* start Exercise materials *

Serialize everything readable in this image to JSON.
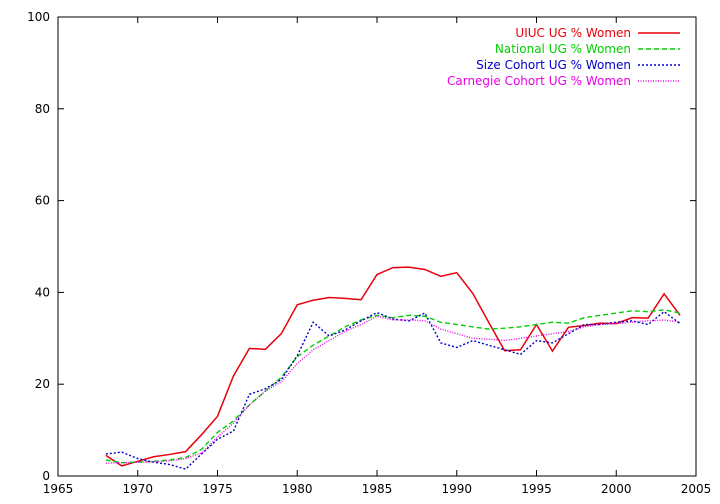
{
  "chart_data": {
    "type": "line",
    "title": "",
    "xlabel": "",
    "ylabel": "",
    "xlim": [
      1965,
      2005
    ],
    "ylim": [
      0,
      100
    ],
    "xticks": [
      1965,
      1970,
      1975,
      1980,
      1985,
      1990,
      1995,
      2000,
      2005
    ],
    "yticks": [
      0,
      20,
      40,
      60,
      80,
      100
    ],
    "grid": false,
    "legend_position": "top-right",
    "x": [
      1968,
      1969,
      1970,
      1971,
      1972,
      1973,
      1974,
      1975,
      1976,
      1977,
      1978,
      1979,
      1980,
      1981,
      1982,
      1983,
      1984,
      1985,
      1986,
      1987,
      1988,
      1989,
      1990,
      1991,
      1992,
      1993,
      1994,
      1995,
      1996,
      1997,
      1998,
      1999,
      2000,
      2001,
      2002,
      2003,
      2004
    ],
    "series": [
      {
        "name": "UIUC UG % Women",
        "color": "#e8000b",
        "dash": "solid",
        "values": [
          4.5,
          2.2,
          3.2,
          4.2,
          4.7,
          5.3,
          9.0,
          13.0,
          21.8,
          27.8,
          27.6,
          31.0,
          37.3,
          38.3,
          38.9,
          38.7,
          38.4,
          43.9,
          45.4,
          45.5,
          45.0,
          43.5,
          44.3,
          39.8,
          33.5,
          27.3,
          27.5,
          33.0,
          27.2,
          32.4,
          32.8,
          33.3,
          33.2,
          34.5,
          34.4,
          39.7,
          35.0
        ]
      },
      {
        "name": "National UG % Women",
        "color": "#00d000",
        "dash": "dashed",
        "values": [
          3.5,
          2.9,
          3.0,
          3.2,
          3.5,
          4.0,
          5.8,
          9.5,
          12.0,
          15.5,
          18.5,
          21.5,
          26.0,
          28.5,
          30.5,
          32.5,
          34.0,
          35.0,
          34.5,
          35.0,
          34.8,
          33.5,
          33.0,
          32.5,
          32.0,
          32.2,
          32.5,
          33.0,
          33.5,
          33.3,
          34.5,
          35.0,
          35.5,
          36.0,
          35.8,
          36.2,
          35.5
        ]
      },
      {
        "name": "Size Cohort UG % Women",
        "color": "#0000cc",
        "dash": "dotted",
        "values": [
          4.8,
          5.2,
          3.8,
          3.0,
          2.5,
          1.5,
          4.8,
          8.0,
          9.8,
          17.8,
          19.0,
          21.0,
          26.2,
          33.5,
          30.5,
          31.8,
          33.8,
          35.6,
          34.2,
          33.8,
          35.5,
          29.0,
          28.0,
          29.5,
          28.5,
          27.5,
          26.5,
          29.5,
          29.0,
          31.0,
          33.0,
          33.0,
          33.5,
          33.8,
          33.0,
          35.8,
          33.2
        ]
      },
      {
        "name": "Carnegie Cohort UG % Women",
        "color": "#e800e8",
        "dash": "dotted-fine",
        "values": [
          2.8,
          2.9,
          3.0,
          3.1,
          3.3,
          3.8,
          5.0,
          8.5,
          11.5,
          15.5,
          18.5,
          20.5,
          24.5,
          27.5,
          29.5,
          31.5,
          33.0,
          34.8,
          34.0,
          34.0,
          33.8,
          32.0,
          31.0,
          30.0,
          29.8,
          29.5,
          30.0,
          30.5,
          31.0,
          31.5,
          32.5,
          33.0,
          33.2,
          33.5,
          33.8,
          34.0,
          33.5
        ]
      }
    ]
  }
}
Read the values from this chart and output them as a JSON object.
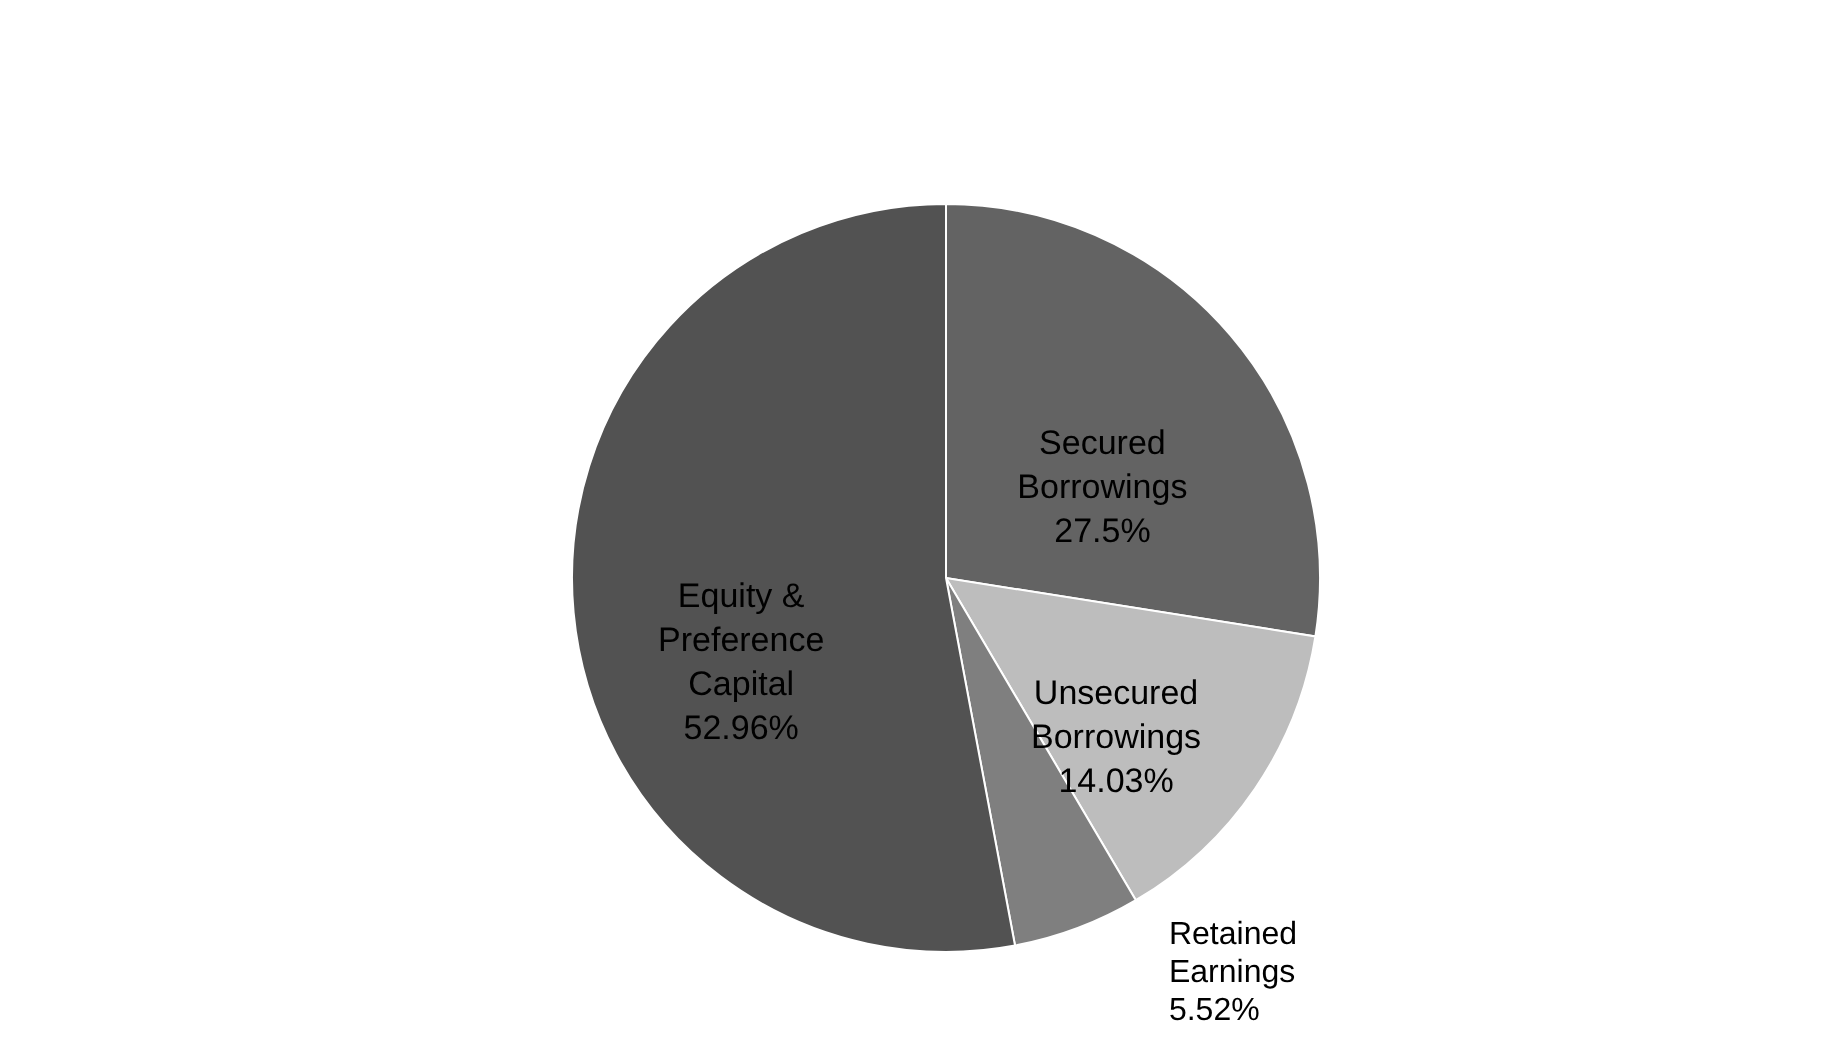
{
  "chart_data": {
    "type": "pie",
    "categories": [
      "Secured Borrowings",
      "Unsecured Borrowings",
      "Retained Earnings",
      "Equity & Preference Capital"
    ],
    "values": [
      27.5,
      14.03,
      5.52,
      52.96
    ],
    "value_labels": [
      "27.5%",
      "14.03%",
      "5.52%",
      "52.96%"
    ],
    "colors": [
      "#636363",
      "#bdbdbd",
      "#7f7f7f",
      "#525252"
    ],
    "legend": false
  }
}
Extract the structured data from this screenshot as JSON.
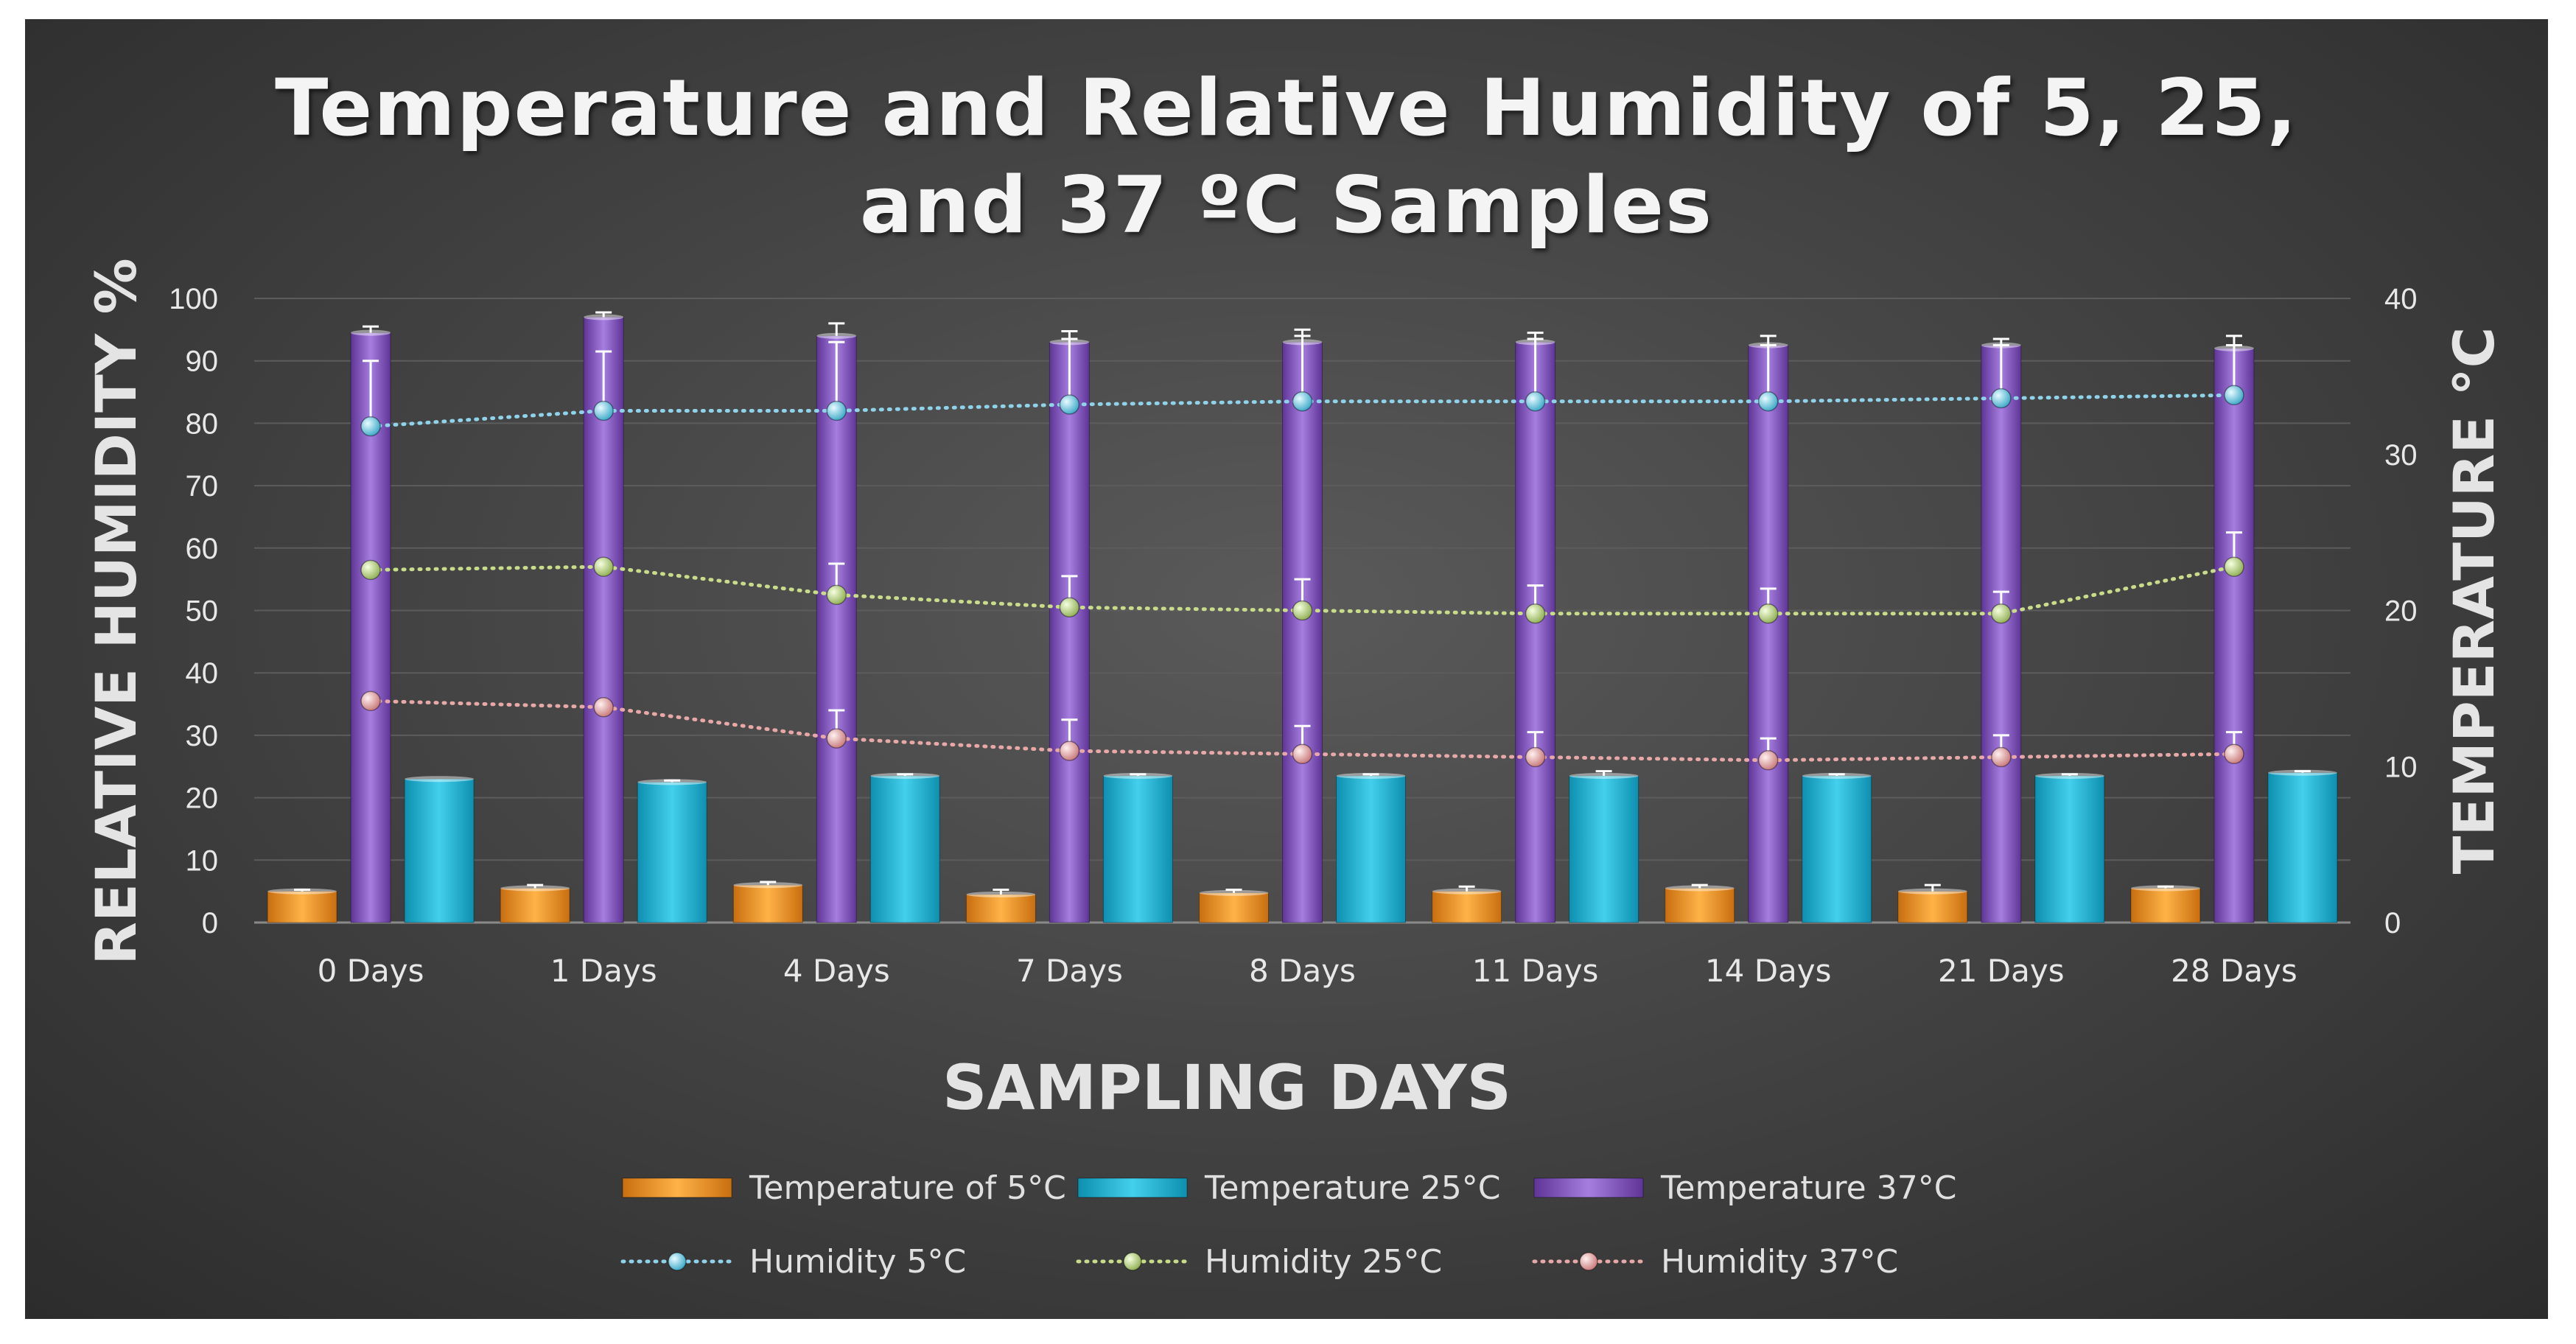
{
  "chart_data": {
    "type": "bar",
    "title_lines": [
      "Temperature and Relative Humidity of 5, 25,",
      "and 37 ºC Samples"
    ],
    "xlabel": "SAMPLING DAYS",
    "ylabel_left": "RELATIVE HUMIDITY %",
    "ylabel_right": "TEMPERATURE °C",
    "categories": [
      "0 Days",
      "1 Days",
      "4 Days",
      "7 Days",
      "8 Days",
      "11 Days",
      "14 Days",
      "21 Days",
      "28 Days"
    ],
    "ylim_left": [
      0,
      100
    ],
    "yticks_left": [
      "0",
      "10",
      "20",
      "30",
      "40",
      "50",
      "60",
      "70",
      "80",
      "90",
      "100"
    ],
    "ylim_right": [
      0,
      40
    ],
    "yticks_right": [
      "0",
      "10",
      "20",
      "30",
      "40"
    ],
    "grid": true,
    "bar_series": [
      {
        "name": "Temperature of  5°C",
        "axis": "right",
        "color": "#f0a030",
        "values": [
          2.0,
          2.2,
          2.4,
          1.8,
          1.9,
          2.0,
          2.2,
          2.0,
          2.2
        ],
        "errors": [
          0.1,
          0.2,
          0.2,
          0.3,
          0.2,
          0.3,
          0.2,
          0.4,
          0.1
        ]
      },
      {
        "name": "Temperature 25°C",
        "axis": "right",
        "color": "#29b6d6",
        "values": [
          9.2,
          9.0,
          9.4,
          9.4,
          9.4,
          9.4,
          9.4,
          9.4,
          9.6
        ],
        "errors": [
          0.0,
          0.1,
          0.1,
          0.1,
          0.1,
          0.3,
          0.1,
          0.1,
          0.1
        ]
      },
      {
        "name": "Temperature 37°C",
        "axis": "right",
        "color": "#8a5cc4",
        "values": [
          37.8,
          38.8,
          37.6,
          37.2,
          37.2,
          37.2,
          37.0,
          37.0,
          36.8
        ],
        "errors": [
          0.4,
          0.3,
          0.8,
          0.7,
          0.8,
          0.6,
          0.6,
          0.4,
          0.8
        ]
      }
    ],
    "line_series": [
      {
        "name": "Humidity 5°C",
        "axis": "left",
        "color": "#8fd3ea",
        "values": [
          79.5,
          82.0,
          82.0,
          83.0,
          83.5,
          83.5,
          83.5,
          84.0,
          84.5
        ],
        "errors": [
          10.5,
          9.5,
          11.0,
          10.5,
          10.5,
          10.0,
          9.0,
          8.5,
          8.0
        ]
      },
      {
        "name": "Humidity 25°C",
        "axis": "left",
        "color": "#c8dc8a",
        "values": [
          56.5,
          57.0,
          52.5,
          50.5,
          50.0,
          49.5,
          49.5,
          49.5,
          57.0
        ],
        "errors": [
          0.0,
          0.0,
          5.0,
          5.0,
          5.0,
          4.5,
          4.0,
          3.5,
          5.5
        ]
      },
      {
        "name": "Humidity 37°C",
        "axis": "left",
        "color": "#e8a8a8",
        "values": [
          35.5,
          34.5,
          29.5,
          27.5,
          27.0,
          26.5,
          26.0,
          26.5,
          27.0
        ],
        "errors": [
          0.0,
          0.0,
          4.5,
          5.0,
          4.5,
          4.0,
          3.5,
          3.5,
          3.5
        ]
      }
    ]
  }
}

* end Exercise materials *

Required work ▸ Report how many lines in the listing include the word "Women". Give nothing but the count.

Response ▸ 4